▶ **Task to complete**: Write out the whole listing again, exactly as given.

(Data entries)

************

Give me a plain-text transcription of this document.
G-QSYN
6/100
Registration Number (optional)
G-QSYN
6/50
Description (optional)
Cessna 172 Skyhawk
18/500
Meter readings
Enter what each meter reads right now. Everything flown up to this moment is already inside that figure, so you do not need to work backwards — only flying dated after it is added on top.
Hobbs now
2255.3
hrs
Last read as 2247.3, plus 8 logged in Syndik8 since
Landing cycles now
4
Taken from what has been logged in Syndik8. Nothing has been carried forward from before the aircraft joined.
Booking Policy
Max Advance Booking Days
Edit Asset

************

▶ **Reply**:
Give me a plain-text transcription of this document.
G-QSYN
6/100
Registration Number (optional)
G-QSYN
6/50
Description (optional)
Cessna 172 Skyhawk
18/500
Meter readings
Enter what each meter reads right now. Everything flown up to this moment is already inside that figure, so you do not need to work backwards — only flying dated after it is added on top.
Hobbs now
2255.3
hrs
Last read as 2247.3, plus 8 logged in Syndik8 since
Landing cycles now
4
Taken from what has been logged in Syndik8. Nothing has been carried forward from before the aircraft joined.
Booking Policy
Max Advance Booking Days
Edit Asset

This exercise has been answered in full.